Locate each line containing the string "subject" and copy it out.
+ + +
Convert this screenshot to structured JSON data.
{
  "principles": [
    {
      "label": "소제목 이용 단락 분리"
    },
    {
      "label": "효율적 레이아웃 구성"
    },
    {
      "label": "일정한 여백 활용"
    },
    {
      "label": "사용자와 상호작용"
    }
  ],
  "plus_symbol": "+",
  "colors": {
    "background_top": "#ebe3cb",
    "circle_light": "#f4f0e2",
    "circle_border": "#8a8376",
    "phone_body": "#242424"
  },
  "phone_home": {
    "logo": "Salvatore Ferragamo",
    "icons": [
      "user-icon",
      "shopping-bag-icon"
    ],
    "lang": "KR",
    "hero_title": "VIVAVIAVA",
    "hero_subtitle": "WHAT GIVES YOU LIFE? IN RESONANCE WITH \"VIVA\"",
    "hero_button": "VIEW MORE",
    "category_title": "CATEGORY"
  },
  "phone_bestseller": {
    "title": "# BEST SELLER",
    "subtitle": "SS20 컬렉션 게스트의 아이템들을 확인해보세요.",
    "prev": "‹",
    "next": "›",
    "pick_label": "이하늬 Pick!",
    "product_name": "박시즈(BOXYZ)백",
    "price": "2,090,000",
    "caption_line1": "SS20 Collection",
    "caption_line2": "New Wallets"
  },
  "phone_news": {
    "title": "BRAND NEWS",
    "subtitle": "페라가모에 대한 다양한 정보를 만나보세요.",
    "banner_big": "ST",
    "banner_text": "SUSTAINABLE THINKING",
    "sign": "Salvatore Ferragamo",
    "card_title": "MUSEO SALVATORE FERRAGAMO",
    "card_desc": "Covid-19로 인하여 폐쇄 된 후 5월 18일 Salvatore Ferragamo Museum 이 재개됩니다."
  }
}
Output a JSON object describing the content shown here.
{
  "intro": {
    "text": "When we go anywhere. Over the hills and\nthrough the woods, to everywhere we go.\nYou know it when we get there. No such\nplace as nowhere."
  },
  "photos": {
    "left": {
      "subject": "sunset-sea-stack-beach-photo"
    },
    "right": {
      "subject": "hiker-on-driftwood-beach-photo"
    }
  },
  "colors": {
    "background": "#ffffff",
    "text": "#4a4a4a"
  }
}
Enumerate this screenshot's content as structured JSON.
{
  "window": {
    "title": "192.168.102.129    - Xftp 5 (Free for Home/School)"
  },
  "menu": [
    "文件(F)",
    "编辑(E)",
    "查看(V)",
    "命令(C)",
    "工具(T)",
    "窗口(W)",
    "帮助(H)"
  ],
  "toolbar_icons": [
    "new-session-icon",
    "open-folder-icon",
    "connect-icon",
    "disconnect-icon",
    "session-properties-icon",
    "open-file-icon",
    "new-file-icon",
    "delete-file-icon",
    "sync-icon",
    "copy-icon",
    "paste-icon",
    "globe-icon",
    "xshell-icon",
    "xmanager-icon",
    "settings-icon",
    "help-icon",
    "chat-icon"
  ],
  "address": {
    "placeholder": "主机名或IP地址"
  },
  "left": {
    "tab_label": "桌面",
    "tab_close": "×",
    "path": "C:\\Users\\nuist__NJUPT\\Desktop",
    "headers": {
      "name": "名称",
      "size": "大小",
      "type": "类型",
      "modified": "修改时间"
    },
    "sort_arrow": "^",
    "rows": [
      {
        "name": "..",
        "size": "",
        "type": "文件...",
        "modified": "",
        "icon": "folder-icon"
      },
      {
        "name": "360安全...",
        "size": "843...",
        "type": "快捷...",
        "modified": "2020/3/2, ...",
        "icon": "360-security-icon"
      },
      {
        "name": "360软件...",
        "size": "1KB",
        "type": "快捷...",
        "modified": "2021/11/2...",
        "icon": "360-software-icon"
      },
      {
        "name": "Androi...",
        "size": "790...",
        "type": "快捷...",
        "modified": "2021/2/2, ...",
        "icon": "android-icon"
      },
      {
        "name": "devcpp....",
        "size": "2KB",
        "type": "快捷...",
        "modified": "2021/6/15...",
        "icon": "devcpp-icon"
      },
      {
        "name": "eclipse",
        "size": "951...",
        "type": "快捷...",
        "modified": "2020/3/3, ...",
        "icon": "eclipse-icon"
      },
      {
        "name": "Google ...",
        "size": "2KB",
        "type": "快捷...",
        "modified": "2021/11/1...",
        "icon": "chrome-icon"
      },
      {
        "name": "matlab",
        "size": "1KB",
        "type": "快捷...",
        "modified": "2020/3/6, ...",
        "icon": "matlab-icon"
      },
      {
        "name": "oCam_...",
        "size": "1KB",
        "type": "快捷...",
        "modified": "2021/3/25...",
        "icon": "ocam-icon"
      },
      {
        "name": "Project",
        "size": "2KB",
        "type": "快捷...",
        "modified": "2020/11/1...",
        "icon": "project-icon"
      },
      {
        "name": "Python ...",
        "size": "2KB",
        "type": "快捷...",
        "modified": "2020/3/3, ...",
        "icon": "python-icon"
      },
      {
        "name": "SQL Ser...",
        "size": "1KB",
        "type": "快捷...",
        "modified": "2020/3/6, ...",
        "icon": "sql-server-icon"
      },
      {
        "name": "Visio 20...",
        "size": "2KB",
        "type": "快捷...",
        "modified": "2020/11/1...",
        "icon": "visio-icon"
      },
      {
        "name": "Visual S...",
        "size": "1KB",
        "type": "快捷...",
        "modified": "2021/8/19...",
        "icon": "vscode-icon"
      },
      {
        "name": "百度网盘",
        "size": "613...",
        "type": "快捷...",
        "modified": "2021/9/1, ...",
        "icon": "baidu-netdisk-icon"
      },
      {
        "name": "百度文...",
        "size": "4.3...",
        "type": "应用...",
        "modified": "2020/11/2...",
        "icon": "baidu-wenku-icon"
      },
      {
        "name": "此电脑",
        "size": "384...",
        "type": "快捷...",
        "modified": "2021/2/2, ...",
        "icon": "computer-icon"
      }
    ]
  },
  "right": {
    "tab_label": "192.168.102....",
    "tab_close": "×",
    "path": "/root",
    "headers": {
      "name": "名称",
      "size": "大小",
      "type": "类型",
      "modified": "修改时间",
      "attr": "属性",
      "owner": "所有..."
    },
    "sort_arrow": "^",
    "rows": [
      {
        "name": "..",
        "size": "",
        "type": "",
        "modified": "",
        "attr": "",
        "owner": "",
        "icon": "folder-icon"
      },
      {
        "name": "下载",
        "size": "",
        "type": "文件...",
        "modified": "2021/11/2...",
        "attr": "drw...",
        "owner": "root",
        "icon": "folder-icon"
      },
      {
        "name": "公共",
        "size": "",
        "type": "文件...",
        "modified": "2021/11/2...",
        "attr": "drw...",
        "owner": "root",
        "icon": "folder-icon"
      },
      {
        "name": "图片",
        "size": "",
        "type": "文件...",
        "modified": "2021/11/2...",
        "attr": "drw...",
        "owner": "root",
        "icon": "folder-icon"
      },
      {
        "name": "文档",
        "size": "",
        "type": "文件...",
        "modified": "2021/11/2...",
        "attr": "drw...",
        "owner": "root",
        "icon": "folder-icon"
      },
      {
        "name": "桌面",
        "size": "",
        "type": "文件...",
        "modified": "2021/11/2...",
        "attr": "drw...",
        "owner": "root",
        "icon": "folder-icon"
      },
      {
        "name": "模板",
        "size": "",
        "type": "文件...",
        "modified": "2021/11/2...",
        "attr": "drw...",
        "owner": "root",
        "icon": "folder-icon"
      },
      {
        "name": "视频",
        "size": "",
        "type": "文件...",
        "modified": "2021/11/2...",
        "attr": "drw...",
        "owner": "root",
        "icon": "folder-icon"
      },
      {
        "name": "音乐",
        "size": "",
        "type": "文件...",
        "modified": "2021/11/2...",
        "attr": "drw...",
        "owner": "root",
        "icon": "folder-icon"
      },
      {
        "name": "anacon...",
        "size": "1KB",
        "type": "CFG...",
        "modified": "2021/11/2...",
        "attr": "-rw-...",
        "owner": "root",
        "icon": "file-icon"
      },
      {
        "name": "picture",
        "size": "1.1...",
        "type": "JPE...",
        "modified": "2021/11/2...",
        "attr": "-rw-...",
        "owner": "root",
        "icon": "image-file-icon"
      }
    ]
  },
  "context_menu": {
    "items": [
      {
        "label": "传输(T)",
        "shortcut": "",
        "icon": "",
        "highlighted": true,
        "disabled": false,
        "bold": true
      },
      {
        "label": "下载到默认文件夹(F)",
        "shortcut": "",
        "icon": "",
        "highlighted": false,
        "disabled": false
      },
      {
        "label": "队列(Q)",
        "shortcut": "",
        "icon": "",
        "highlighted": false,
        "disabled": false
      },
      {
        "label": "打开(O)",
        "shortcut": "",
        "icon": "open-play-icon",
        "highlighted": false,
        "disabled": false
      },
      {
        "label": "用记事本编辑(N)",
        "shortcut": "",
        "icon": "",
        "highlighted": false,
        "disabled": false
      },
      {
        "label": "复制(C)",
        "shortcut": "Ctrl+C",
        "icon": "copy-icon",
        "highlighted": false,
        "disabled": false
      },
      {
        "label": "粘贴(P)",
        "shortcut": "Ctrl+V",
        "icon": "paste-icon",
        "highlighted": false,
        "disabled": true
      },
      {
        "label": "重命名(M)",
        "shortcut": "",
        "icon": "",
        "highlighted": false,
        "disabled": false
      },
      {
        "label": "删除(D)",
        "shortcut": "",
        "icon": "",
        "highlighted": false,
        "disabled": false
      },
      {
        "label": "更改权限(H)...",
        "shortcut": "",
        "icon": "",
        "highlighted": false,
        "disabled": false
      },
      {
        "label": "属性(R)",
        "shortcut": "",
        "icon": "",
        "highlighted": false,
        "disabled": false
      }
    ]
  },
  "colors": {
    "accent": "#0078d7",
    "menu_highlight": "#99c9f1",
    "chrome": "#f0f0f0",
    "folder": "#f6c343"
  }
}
+ + +
* [Response]
      "subject": "sunset-sea-stack-beach-photo"
      "subject": "hiker-on-driftwood-beach-photo"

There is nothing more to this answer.